TASK:
Please restate the following records word for word.

SOURCE DATA:
* begin *
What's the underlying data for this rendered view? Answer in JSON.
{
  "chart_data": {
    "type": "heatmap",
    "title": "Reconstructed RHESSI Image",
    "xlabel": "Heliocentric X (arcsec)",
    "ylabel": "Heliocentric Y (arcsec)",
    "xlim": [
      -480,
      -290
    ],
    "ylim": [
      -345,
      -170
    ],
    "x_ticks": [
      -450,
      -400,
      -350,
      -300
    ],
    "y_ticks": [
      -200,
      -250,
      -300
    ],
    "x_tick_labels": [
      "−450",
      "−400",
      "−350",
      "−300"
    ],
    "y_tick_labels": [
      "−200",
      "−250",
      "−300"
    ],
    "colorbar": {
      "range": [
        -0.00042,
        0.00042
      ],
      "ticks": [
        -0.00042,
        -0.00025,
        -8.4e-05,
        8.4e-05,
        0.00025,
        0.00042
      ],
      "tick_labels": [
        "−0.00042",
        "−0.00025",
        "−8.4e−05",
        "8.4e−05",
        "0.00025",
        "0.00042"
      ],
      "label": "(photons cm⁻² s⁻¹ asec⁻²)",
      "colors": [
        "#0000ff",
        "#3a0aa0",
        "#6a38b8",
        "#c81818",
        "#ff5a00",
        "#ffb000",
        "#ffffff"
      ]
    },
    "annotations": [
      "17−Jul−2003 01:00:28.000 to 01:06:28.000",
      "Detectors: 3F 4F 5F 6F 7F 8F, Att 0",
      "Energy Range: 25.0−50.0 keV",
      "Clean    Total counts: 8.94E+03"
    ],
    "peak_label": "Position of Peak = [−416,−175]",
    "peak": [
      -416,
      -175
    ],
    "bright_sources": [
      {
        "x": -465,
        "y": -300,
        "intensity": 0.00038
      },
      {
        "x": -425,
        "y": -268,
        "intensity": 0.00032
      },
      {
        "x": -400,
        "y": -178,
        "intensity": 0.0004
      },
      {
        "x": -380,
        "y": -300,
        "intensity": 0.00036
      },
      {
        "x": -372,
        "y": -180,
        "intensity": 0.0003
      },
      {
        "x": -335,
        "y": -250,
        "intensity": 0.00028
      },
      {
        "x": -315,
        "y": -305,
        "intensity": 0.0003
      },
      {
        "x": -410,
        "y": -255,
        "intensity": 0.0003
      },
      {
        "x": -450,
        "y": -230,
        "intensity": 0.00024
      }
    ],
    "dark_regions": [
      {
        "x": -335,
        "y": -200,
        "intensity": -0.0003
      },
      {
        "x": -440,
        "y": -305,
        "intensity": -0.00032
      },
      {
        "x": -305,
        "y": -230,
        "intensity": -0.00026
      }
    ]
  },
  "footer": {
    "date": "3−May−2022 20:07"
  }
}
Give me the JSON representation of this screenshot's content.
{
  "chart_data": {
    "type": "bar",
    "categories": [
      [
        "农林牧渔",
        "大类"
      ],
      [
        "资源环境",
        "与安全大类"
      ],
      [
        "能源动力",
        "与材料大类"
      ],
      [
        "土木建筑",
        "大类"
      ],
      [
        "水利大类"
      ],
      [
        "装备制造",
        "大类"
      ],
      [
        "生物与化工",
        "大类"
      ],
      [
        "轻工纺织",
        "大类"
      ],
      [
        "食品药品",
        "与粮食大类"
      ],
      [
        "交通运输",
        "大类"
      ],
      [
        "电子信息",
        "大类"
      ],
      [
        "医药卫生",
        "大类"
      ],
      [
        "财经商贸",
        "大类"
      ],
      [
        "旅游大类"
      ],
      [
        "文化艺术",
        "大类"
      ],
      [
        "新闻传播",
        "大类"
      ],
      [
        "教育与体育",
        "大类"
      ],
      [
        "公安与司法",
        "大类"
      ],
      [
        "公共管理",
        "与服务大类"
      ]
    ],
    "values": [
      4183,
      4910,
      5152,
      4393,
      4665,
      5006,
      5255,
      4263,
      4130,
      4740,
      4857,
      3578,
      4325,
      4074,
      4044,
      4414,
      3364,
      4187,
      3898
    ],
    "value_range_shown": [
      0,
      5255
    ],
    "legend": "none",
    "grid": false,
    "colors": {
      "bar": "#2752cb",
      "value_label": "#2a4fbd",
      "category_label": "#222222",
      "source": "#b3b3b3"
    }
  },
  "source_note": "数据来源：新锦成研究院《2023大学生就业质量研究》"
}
* end *
SOLUTION TO THIS EXERCISE:
What's the underlying data for this rendered view? Answer in JSON.
{
  "chart_data": {
    "type": "heatmap",
    "title": "Reconstructed RHESSI Image",
    "xlabel": "Heliocentric X (arcsec)",
    "ylabel": "Heliocentric Y (arcsec)",
    "xlim": [
      -480,
      -290
    ],
    "ylim": [
      -345,
      -170
    ],
    "x_ticks": [
      -450,
      -400,
      -350,
      -300
    ],
    "y_ticks": [
      -200,
      -250,
      -300
    ],
    "x_tick_labels": [
      "−450",
      "−400",
      "−350",
      "−300"
    ],
    "y_tick_labels": [
      "−200",
      "−250",
      "−300"
    ],
    "colorbar": {
      "range": [
        -0.00042,
        0.00042
      ],
      "ticks": [
        -0.00042,
        -0.00025,
        -8.4e-05,
        8.4e-05,
        0.00025,
        0.00042
      ],
      "tick_labels": [
        "−0.00042",
        "−0.00025",
        "−8.4e−05",
        "8.4e−05",
        "0.00025",
        "0.00042"
      ],
      "label": "(photons cm⁻² s⁻¹ asec⁻²)",
      "colors": [
        "#0000ff",
        "#3a0aa0",
        "#6a38b8",
        "#c81818",
        "#ff5a00",
        "#ffb000",
        "#ffffff"
      ]
    },
    "annotations": [
      "17−Jul−2003 01:00:28.000 to 01:06:28.000",
      "Detectors: 3F 4F 5F 6F 7F 8F, Att 0",
      "Energy Range: 25.0−50.0 keV",
      "Clean    Total counts: 8.94E+03"
    ],
    "peak_label": "Position of Peak = [−416,−175]",
    "peak": [
      -416,
      -175
    ],
    "bright_sources": [
      {
        "x": -465,
        "y": -300,
        "intensity": 0.00038
      },
      {
        "x": -425,
        "y": -268,
        "intensity": 0.00032
      },
      {
        "x": -400,
        "y": -178,
        "intensity": 0.0004
      },
      {
        "x": -380,
        "y": -300,
        "intensity": 0.00036
      },
      {
        "x": -372,
        "y": -180,
        "intensity": 0.0003
      },
      {
        "x": -335,
        "y": -250,
        "intensity": 0.00028
      },
      {
        "x": -315,
        "y": -305,
        "intensity": 0.0003
      },
      {
        "x": -410,
        "y": -255,
        "intensity": 0.0003
      },
      {
        "x": -450,
        "y": -230,
        "intensity": 0.00024
      }
    ],
    "dark_regions": [
      {
        "x": -335,
        "y": -200,
        "intensity": -0.0003
      },
      {
        "x": -440,
        "y": -305,
        "intensity": -0.00032
      },
      {
        "x": -305,
        "y": -230,
        "intensity": -0.00026
      }
    ]
  },
  "footer": {
    "date": "3−May−2022 20:07"
  }
}
Give me the JSON representation of this screenshot's content.
{
  "chart_data": {
    "type": "bar",
    "categories": [
      [
        "农林牧渔",
        "大类"
      ],
      [
        "资源环境",
        "与安全大类"
      ],
      [
        "能源动力",
        "与材料大类"
      ],
      [
        "土木建筑",
        "大类"
      ],
      [
        "水利大类"
      ],
      [
        "装备制造",
        "大类"
      ],
      [
        "生物与化工",
        "大类"
      ],
      [
        "轻工纺织",
        "大类"
      ],
      [
        "食品药品",
        "与粮食大类"
      ],
      [
        "交通运输",
        "大类"
      ],
      [
        "电子信息",
        "大类"
      ],
      [
        "医药卫生",
        "大类"
      ],
      [
        "财经商贸",
        "大类"
      ],
      [
        "旅游大类"
      ],
      [
        "文化艺术",
        "大类"
      ],
      [
        "新闻传播",
        "大类"
      ],
      [
        "教育与体育",
        "大类"
      ],
      [
        "公安与司法",
        "大类"
      ],
      [
        "公共管理",
        "与服务大类"
      ]
    ],
    "values": [
      4183,
      4910,
      5152,
      4393,
      4665,
      5006,
      5255,
      4263,
      4130,
      4740,
      4857,
      3578,
      4325,
      4074,
      4044,
      4414,
      3364,
      4187,
      3898
    ],
    "value_range_shown": [
      0,
      5255
    ],
    "legend": "none",
    "grid": false,
    "colors": {
      "bar": "#2752cb",
      "value_label": "#2a4fbd",
      "category_label": "#222222",
      "source": "#b3b3b3"
    }
  },
  "source_note": "数据来源：新锦成研究院《2023大学生就业质量研究》"
}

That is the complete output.